++++ Excerpt provided ++++

Table of contents

How Can I Implement Custom Response Parsing with HTTParty?

HTTParty provides several powerful mechanisms for implementing custom response parsing, allowing you to process API responses in ways that go beyond the default JSON and XML parsing. Whether you're dealing with custom data formats, need specialized validation, or want to transform responses into domain-specific objects, HTTParty's flexible parsing system has you covered.

Understanding HTTParty's Response Parsing System

HTTParty automatically detects and parses common response formats like JSON and XML based on the Content-Type header. However, when working with APIs that return custom formats or when you need specialized processing, you'll need to implement custom parsing logic.

++++ Data provided ++++

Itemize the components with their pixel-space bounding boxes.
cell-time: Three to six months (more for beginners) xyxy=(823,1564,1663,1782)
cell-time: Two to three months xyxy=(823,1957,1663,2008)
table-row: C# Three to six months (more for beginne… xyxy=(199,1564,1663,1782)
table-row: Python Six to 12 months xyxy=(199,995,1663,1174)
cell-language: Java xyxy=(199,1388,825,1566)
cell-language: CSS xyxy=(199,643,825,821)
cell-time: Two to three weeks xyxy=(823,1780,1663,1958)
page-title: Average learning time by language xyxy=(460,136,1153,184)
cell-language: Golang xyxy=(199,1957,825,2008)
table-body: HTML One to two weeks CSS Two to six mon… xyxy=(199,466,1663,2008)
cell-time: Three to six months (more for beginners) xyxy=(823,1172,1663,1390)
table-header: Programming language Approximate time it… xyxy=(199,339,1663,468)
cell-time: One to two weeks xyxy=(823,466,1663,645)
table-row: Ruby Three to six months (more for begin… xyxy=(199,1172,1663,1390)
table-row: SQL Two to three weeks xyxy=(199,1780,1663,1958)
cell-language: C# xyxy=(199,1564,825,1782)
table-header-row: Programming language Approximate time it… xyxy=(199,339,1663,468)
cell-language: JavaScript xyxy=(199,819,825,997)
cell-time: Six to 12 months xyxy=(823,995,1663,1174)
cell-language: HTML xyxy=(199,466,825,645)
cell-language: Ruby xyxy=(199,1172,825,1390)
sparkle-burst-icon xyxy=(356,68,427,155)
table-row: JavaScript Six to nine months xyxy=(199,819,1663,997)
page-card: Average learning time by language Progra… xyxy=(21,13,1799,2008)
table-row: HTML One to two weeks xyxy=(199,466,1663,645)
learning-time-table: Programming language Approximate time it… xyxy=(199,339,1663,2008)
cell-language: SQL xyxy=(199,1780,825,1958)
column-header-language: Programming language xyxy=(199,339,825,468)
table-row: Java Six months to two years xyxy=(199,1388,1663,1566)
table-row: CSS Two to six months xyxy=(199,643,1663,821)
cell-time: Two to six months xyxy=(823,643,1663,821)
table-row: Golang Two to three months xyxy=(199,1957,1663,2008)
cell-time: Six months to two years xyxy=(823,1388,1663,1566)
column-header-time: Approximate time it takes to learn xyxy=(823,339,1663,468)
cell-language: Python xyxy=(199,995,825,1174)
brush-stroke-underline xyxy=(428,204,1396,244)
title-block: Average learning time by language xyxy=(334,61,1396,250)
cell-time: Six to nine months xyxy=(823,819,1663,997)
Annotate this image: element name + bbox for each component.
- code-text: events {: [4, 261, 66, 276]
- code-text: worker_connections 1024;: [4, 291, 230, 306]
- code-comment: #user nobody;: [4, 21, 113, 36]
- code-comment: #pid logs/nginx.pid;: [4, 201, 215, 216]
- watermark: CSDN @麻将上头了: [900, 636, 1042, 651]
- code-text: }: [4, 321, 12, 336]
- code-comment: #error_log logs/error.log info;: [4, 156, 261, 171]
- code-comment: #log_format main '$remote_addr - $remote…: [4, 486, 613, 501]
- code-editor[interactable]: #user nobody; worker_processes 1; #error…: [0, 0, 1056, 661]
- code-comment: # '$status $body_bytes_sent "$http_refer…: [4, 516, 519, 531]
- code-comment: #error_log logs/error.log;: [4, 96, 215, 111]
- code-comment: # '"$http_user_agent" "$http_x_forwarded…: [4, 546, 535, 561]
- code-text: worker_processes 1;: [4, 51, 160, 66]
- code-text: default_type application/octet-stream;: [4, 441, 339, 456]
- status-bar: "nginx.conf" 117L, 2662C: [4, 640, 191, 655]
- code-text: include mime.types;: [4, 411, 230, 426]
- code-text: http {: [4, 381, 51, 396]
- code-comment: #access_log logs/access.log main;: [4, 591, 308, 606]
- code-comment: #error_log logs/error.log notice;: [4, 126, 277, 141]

++++

▶ _Directives_:
(1) Answer these questions using the HTTParty excerpt:
(a) Which header does HTTParty use to detect response formats automatically?
(b) Which two formats does HTTParty parse by default?
(c) Into what kind of objects might you want to transform responses?
(2) Continue the HTTParty excerpt on custom response parsing from the point where it stops.

▶ _Exercise results_:
(1)
(a) The Content-Type header.
(b) JSON and XML.
(c) Domain-specific objects.

(2)
Method 1: Using Custom Parser Classes

The most robust approach is to create custom parser classes that implement HTTParty's parser interface. This method gives you complete control over how responses are processed.

Creating a Custom Parser

# Custom CSV parser
class CSVParser < HTTParty::Parser
  SupportedFormats = {
    'text/csv' => :csv,
    'application/csv' => :csv
  }.freeze

  def csv
    require 'csv'
    CSV.parse(body, headers: true, header_converters: :symbol)
  end
end

# Custom XML parser with additional processing
class CustomXMLParser < HTTParty::Parser
  SupportedFormats = {
    'application/xml' => :custom_xml,
    'text/xml' => :custom_xml
  }.freeze

  def custom_xml
    require 'nokogiri'
    doc = Nokogiri::XML(body)

    # Custom processing logic
    {
      metadata: extract_metadata(doc),
      items: extract_items(doc),
      parsed_at: Time.current
    }
  end

  private

  def extract_metadata(doc)
    {
      version: doc.at('//version')&.text,
      timestamp: doc.at('//timestamp')&.text
    }
  end

  def extract_items(doc)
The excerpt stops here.